TASK BRIEF >> Go through the listing and return every line with "Amerika" in it.

────────────────

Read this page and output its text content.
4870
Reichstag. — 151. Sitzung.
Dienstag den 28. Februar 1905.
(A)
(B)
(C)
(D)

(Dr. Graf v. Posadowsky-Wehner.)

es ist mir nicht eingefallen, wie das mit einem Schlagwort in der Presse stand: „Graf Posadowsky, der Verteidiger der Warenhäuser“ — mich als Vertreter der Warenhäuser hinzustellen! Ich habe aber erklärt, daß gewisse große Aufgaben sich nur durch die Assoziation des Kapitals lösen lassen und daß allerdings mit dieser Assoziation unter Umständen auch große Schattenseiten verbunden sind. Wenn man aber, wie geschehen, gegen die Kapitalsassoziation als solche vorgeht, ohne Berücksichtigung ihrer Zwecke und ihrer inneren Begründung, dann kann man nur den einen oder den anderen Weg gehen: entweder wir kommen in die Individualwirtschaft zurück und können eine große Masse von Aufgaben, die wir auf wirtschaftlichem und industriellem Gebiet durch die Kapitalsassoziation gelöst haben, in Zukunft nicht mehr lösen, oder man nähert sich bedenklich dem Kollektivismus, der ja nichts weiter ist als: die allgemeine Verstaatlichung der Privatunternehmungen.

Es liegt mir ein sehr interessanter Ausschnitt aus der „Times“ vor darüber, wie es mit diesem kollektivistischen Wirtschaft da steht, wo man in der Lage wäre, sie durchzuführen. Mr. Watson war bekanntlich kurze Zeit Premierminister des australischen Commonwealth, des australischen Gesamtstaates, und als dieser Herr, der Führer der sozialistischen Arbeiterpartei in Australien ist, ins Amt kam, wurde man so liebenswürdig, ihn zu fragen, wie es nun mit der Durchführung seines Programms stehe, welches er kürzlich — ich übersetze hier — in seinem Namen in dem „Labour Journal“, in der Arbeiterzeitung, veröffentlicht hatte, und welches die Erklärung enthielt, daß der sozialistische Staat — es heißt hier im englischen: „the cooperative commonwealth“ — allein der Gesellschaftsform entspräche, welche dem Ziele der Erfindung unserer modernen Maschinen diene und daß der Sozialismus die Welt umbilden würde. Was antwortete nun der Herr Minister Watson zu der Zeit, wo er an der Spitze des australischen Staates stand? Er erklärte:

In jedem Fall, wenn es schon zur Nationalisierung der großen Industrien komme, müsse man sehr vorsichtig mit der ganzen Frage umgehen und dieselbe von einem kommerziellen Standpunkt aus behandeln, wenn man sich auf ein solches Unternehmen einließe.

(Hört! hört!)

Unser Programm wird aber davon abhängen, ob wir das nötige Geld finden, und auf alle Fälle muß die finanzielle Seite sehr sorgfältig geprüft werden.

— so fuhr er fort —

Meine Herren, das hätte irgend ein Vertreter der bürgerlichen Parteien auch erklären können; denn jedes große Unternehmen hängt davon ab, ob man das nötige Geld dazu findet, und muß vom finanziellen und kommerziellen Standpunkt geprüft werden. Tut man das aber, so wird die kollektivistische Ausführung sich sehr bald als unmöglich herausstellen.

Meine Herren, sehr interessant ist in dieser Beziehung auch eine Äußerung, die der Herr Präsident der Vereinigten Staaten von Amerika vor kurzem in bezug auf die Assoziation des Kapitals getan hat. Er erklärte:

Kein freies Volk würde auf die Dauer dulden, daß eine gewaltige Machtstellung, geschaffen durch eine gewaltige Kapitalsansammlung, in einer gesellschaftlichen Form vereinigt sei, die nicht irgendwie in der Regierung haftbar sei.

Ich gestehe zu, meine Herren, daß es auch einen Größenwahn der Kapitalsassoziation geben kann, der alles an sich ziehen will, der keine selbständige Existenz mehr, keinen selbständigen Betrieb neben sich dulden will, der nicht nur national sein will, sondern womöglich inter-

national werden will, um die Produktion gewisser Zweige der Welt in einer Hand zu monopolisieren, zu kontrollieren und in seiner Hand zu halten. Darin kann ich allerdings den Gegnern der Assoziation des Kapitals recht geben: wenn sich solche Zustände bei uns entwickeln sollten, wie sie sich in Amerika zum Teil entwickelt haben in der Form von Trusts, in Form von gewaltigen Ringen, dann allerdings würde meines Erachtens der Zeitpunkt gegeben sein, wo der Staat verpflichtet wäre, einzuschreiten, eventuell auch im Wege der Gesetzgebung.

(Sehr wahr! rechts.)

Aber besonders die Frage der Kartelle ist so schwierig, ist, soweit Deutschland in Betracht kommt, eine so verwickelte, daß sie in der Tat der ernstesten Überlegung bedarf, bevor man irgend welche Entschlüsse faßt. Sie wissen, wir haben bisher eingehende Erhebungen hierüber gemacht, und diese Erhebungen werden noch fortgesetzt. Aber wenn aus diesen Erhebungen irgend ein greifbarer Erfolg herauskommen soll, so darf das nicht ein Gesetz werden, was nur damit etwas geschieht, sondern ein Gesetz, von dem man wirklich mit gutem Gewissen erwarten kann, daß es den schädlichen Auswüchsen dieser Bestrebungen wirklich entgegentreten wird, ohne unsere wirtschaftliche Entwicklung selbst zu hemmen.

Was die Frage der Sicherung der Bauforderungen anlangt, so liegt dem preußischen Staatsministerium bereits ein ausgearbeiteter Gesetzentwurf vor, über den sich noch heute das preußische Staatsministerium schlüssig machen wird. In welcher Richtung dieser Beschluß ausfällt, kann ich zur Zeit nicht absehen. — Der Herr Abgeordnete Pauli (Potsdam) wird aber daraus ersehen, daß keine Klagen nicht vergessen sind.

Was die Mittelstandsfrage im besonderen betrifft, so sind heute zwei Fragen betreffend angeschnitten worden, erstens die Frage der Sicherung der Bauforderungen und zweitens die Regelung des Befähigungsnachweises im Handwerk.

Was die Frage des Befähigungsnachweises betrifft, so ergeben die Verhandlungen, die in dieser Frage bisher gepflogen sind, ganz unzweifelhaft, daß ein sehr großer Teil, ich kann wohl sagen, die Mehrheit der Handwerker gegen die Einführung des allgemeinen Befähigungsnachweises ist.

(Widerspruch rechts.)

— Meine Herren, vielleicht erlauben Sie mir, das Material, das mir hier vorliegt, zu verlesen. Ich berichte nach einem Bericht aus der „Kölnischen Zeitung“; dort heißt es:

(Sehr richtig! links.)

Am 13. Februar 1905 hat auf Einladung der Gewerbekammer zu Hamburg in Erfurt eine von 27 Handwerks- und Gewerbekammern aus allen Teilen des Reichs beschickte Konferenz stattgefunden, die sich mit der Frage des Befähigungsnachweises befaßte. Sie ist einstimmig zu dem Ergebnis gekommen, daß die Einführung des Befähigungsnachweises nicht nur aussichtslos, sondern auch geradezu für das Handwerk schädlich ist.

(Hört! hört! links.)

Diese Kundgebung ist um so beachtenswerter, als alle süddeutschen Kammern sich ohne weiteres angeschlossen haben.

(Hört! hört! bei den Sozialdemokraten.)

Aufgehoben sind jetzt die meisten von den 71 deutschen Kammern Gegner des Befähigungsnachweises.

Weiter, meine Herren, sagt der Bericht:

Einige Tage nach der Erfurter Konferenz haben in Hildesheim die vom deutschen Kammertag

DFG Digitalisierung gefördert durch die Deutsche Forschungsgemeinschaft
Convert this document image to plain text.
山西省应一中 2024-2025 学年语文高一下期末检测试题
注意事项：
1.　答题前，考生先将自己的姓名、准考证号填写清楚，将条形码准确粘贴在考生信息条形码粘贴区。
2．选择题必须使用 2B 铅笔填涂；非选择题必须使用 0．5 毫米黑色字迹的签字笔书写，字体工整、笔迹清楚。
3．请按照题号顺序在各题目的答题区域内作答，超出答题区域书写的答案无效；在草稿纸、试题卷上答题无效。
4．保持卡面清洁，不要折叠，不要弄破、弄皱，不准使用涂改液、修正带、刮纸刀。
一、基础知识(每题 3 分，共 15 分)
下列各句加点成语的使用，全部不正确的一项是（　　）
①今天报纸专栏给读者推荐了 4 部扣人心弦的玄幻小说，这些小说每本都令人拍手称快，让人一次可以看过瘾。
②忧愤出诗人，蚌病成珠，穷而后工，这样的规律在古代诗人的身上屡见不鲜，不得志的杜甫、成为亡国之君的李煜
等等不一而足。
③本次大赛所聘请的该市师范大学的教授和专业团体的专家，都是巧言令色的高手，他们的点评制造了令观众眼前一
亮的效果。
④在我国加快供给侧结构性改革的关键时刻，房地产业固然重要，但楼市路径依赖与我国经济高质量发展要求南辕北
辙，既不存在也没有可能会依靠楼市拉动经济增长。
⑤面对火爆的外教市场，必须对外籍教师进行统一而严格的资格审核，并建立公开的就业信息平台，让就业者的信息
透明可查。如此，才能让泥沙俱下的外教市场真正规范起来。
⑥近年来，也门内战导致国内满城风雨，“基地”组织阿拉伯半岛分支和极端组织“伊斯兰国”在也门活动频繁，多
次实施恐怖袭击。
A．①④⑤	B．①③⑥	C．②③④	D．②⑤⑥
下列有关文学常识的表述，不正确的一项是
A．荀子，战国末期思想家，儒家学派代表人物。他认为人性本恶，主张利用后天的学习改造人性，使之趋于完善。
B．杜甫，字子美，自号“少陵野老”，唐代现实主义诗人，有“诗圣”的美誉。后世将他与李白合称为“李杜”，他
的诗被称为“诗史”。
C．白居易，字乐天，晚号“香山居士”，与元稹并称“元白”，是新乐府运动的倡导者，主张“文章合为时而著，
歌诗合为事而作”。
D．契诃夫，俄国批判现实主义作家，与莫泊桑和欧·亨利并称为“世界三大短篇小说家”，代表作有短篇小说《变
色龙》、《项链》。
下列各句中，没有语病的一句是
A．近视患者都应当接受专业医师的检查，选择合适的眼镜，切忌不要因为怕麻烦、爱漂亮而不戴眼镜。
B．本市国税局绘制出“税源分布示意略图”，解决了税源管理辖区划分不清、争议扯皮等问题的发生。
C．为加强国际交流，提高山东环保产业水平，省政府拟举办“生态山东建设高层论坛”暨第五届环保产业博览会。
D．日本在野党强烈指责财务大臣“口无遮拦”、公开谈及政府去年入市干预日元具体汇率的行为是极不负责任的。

────────────────

WRITTEN SOLUTION >>
Meine Herren, sehr interessant ist in dieser Beziehung auch eine Äußerung, die der Herr Präsident der Vereinigten Staaten von Amerika vor kurzem in bezug auf die Assoziation des Kapitals getan hat. Er erklärte:
national werden will, um die Produktion gewisser Zweige der Welt in einer Hand zu monopolisieren, zu kontrollieren und in seiner Hand zu halten. Darin kann ich allerdings den Gegnern der Assoziation des Kapitals recht geben: wenn sich solche Zustände bei uns entwickeln sollten, wie sie sich in Amerika zum Teil entwickelt haben in der Form von Trusts, in Form von gewaltigen Ringen, dann allerdings würde meines Erachtens der Zeitpunkt gegeben sein, wo der Staat verpflichtet wäre, einzuschreiten, eventuell auch im Wege der Gesetzgebung.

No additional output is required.